#### DATASET ROWS

_____

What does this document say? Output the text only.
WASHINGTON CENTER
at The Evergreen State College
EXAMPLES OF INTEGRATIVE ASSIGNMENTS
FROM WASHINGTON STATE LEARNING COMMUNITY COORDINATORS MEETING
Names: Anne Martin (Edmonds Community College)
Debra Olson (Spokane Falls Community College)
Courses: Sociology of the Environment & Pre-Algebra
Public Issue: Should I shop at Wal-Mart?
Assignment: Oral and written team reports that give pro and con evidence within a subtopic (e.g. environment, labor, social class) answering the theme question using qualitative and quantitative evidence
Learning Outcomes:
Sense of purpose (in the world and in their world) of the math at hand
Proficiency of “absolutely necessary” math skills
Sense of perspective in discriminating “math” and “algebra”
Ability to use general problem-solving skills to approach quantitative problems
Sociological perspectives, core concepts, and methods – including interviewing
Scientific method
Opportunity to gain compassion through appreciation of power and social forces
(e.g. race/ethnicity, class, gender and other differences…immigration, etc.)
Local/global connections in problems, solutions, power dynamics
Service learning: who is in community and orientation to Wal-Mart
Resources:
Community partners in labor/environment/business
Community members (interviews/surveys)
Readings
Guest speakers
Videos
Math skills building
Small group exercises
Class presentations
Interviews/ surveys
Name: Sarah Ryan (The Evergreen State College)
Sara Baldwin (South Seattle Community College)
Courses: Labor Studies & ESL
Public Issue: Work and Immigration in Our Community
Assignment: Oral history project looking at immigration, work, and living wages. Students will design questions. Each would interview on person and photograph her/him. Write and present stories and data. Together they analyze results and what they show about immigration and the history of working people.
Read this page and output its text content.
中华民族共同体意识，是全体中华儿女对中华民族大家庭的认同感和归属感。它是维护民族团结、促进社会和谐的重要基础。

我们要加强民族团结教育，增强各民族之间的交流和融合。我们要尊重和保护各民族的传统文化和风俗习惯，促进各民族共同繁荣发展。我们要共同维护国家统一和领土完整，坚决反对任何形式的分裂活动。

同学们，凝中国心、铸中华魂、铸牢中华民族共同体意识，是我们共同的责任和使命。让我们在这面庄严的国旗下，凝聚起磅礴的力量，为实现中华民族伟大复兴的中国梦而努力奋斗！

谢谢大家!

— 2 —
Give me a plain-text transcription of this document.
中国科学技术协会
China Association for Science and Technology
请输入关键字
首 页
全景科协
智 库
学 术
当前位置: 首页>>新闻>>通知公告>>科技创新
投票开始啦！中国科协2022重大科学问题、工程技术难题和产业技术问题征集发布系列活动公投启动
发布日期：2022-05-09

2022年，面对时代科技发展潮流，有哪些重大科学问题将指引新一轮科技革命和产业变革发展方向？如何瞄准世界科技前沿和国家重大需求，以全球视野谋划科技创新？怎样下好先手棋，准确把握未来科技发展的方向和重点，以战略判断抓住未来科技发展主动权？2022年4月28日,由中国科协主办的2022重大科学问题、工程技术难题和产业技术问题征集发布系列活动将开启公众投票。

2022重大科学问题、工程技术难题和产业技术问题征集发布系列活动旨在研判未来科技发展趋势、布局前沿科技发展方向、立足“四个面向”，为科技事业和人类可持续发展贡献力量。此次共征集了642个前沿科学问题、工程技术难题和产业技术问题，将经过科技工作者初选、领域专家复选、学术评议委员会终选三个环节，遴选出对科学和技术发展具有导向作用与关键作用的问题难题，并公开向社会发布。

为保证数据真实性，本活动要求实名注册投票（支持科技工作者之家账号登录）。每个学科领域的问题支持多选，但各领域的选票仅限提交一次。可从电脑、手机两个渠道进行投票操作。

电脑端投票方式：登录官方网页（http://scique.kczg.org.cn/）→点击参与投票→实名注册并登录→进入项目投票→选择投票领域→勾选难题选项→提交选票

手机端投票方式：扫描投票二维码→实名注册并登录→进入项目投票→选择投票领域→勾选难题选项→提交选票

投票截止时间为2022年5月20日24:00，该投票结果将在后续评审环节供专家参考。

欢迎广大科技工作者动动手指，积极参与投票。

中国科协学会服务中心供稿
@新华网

_____

Extract, verbatim, the lines from the one containing "Give me a plain-text" through the last line of the listing above.

#### WRITTEN ANSWER
Give me a plain-text transcription of this document.
中国科学技术协会
China Association for Science and Technology
请输入关键字
首 页
全景科协
智 库
学 术
当前位置: 首页>>新闻>>通知公告>>科技创新
投票开始啦！中国科协2022重大科学问题、工程技术难题和产业技术问题征集发布系列活动公投启动
发布日期：2022-05-09

2022年，面对时代科技发展潮流，有哪些重大科学问题将指引新一轮科技革命和产业变革发展方向？如何瞄准世界科技前沿和国家重大需求，以全球视野谋划科技创新？怎样下好先手棋，准确把握未来科技发展的方向和重点，以战略判断抓住未来科技发展主动权？2022年4月28日,由中国科协主办的2022重大科学问题、工程技术难题和产业技术问题征集发布系列活动将开启公众投票。

2022重大科学问题、工程技术难题和产业技术问题征集发布系列活动旨在研判未来科技发展趋势、布局前沿科技发展方向、立足“四个面向”，为科技事业和人类可持续发展贡献力量。此次共征集了642个前沿科学问题、工程技术难题和产业技术问题，将经过科技工作者初选、领域专家复选、学术评议委员会终选三个环节，遴选出对科学和技术发展具有导向作用与关键作用的问题难题，并公开向社会发布。

为保证数据真实性，本活动要求实名注册投票（支持科技工作者之家账号登录）。每个学科领域的问题支持多选，但各领域的选票仅限提交一次。可从电脑、手机两个渠道进行投票操作。

电脑端投票方式：登录官方网页（http://scique.kczg.org.cn/）→点击参与投票→实名注册并登录→进入项目投票→选择投票领域→勾选难题选项→提交选票

手机端投票方式：扫描投票二维码→实名注册并登录→进入项目投票→选择投票领域→勾选难题选项→提交选票

投票截止时间为2022年5月20日24:00，该投票结果将在后续评审环节供专家参考。

欢迎广大科技工作者动动手指，积极参与投票。

中国科协学会服务中心供稿
@新华网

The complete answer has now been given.